DIRECTIONS FOR THIS TASK: Every line below that holds the string "Curncy" should be copied out.

GIVEN DATA:
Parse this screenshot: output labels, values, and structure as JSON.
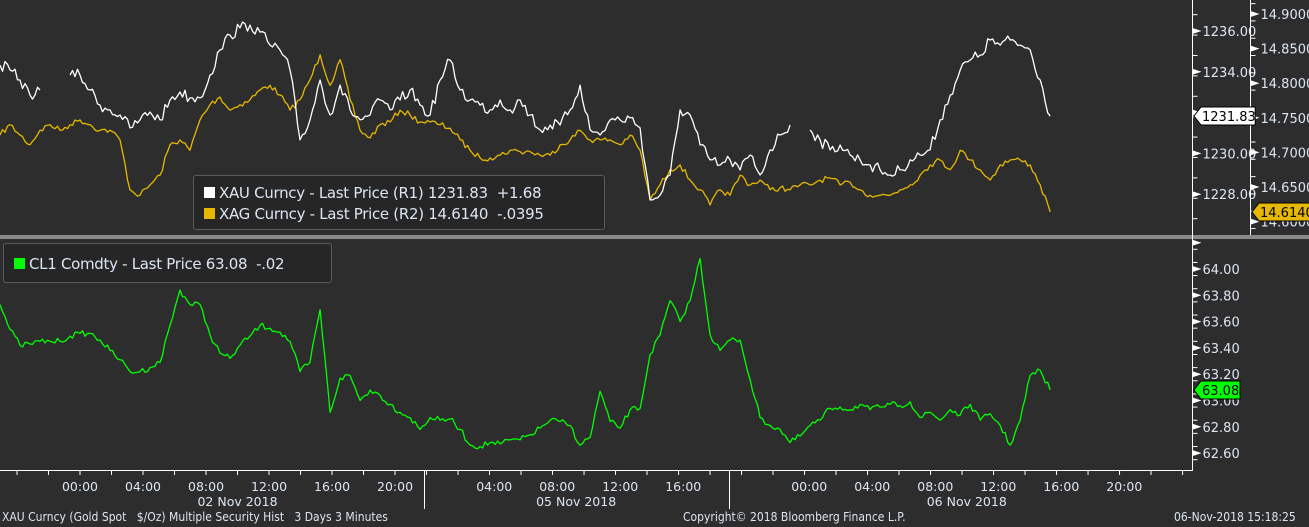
{
  "chart_data": [
    {
      "type": "line",
      "panel": "top",
      "x_unit": "trading-time hours from 02 Nov 2018 00:00",
      "x_start": -5.08,
      "x_step": 0.635,
      "series": [
        {
          "name": "XAU Curncy - Last Price (R1)",
          "axis": "R1",
          "color": "#ffffff",
          "last": "1231.83",
          "change": "+1.68",
          "values": [
            1234.33,
            1234.09,
            1233.6,
            1232.86,
            1233.11,
            null,
            null,
            1233.84,
            1233.84,
            1233.11,
            1232.37,
            1232.13,
            1231.88,
            1231.25,
            1231.64,
            1232.03,
            1231.64,
            1232.62,
            1233.01,
            1232.72,
            1232.72,
            1233.84,
            1235.07,
            1235.8,
            1236.15,
            1236.29,
            1235.95,
            1235.31,
            1235.07,
            1234.09,
            1230.66,
            1231.64,
            1233.6,
            1231.88,
            1233.35,
            1232.13,
            1231.64,
            1231.88,
            1232.62,
            1232.13,
            1232.62,
            1233.11,
            1232.37,
            1231.88,
            1233.6,
            1234.58,
            1233.11,
            1232.62,
            1232.37,
            1232.13,
            1232.62,
            1232.13,
            1232.62,
            1231.88,
            1231.15,
            1231.39,
            1231.39,
            1232.13,
            1233.35,
            1231.15,
            1230.9,
            1231.64,
            1231.64,
            1231.74,
            1231.25,
            1227.72,
            1227.96,
            1228.94,
            1232.13,
            1231.88,
            1230.41,
            1229.68,
            1229.43,
            1229.68,
            1229.19,
            1229.92,
            1228.94,
            1230.17,
            1230.9,
            1231.39,
            null,
            1231.15,
            1230.66,
            1230.17,
            1230.41,
            1229.92,
            1229.68,
            1229.43,
            1229.19,
            1228.94,
            1229.19,
            1229.68,
            1229.92,
            1230.17,
            1231.64,
            1232.86,
            1234.09,
            1234.58,
            1234.82,
            1235.56,
            1235.31,
            1235.56,
            1235.31,
            1235.07,
            1233.6,
            1231.83
          ]
        },
        {
          "name": "XAG Curncy - Last Price (R2)",
          "axis": "R2",
          "color": "#e6b800",
          "last": "14.6140",
          "change": "-.0395",
          "values": [
            14.725,
            14.74,
            14.725,
            14.711,
            14.732,
            14.74,
            14.732,
            14.74,
            14.747,
            14.74,
            14.732,
            14.732,
            14.718,
            14.646,
            14.638,
            14.653,
            14.667,
            14.711,
            14.718,
            14.703,
            14.747,
            14.769,
            14.78,
            14.761,
            14.769,
            14.776,
            14.79,
            14.797,
            14.783,
            14.761,
            14.776,
            14.805,
            14.841,
            14.797,
            14.834,
            14.776,
            14.732,
            14.721,
            14.74,
            14.744,
            14.761,
            14.754,
            14.744,
            14.744,
            14.74,
            14.735,
            14.718,
            14.703,
            14.692,
            14.692,
            14.696,
            14.703,
            14.701,
            14.701,
            14.696,
            14.696,
            14.711,
            14.718,
            14.732,
            14.718,
            14.718,
            14.718,
            14.711,
            14.725,
            14.703,
            14.631,
            14.653,
            14.675,
            14.682,
            14.66,
            14.646,
            14.624,
            14.646,
            14.638,
            14.667,
            14.653,
            14.66,
            14.646,
            14.649,
            14.646,
            14.653,
            14.653,
            14.66,
            14.663,
            14.653,
            14.657,
            14.646,
            14.638,
            14.638,
            14.638,
            14.646,
            14.653,
            14.667,
            14.682,
            14.689,
            14.675,
            14.703,
            14.689,
            14.675,
            14.66,
            14.682,
            14.689,
            14.689,
            14.682,
            14.653,
            14.614
          ]
        }
      ],
      "axes": {
        "R1": {
          "ylim": [
            1226.8,
            1237.5
          ],
          "ticks": [
            "1236.00",
            "1234.00",
            "1232.00",
            "1230.00",
            "1228.00"
          ],
          "tick_values": [
            1236,
            1234,
            1232,
            1230,
            1228
          ]
        },
        "R2": {
          "ylim": [
            14.59,
            14.92
          ],
          "ticks": [
            "14.9000",
            "14.8500",
            "14.8000",
            "14.7500",
            "14.7000",
            "14.6500",
            "14.6000"
          ],
          "tick_values": [
            14.9,
            14.85,
            14.8,
            14.75,
            14.7,
            14.65,
            14.6
          ]
        }
      }
    },
    {
      "type": "line",
      "panel": "bottom",
      "x_unit": "trading-time hours from 02 Nov 2018 00:00",
      "x_start": -5.08,
      "x_step": 0.635,
      "series": [
        {
          "name": "CL1 Comdty - Last Price",
          "color": "#00ff00",
          "last": "63.08",
          "change": "-.02",
          "values": [
            63.73,
            63.54,
            63.42,
            63.43,
            63.45,
            63.45,
            63.45,
            63.49,
            63.51,
            63.51,
            63.46,
            63.38,
            63.31,
            63.22,
            63.22,
            63.25,
            63.29,
            63.57,
            63.84,
            63.73,
            63.73,
            63.5,
            63.36,
            63.32,
            63.42,
            63.49,
            63.57,
            63.55,
            63.52,
            63.45,
            63.22,
            63.29,
            63.69,
            62.91,
            63.17,
            63.19,
            63.0,
            63.08,
            63.04,
            62.97,
            62.91,
            62.87,
            62.78,
            62.87,
            62.85,
            62.86,
            62.78,
            62.66,
            62.65,
            62.68,
            62.67,
            62.7,
            62.7,
            62.74,
            62.79,
            62.85,
            62.84,
            62.81,
            62.66,
            62.72,
            63.07,
            62.84,
            62.79,
            62.93,
            62.94,
            63.35,
            63.5,
            63.76,
            63.6,
            63.76,
            64.08,
            63.5,
            63.38,
            63.46,
            63.46,
            63.16,
            62.87,
            62.81,
            62.78,
            62.68,
            62.73,
            62.81,
            62.85,
            62.94,
            62.95,
            62.93,
            62.97,
            62.93,
            62.95,
            62.97,
            62.96,
            62.99,
            62.87,
            62.91,
            62.85,
            62.93,
            62.89,
            62.97,
            62.85,
            62.9,
            62.81,
            62.66,
            62.85,
            63.19,
            63.23,
            63.08
          ]
        }
      ],
      "axes": {
        "R1": {
          "ylim": [
            62.45,
            64.25
          ],
          "ticks": [
            "64.00",
            "63.80",
            "63.60",
            "63.40",
            "63.20",
            "63.00",
            "62.80",
            "62.60"
          ],
          "tick_values": [
            64.0,
            63.8,
            63.6,
            63.4,
            63.2,
            63.0,
            62.8,
            62.6
          ]
        }
      }
    }
  ],
  "x_axis": {
    "ticks": [
      {
        "label": "00:00",
        "x": 0
      },
      {
        "label": "04:00",
        "x": 4
      },
      {
        "label": "08:00",
        "x": 8
      },
      {
        "label": "12:00",
        "x": 12
      },
      {
        "label": "16:00",
        "x": 16
      },
      {
        "label": "20:00",
        "x": 20
      },
      {
        "label": "04:00",
        "x": 26.3
      },
      {
        "label": "08:00",
        "x": 30.3
      },
      {
        "label": "12:00",
        "x": 34.3
      },
      {
        "label": "16:00",
        "x": 38.3
      },
      {
        "label": "00:00",
        "x": 46.3
      },
      {
        "label": "04:00",
        "x": 50.3
      },
      {
        "label": "08:00",
        "x": 54.3
      },
      {
        "label": "12:00",
        "x": 58.3
      },
      {
        "label": "16:00",
        "x": 62.3
      },
      {
        "label": "20:00",
        "x": 66.3
      }
    ],
    "days": [
      {
        "label": "02 Nov 2018",
        "x": 10
      },
      {
        "label": "05 Nov 2018",
        "x": 31.5
      },
      {
        "label": "06 Nov 2018",
        "x": 56.3
      }
    ],
    "separators": [
      21.84,
      41.2
    ],
    "xlim": [
      -5.08,
      70.6
    ]
  },
  "legend_top": {
    "xau": {
      "label": "XAU Curncy - Last Price (R1) 1231.83  +1.68",
      "color": "#ffffff"
    },
    "xag": {
      "label": "XAG Curncy - Last Price (R2) 14.6140  -.0395",
      "color": "#e6b800"
    }
  },
  "legend_oil": {
    "label": "CL1 Comdty - Last Price 63.08  -.02",
    "color": "#00ff00"
  },
  "price_tags": {
    "xau": "1231.83",
    "xag": "14.6140",
    "oil": "63.08"
  },
  "footer": {
    "left": "XAU Curncy (Gold Spot   $/Oz) Multiple Security Hist   3 Days 3 Minutes",
    "center": "Copyright© 2018 Bloomberg Finance L.P.",
    "right": "06-Nov-2018 15:18:25"
  }
}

OUTPUT FOR THIS TASK:
          "name": "XAU Curncy - Last Price (R1)",
          "name": "XAG Curncy - Last Price (R2)",
      "label": "XAU Curncy - Last Price (R1) 1231.83  +1.68",
      "label": "XAG Curncy - Last Price (R2) 14.6140  -.0395",
    "left": "XAU Curncy (Gold Spot   $/Oz) Multiple Security Hist   3 Days 3 Minutes",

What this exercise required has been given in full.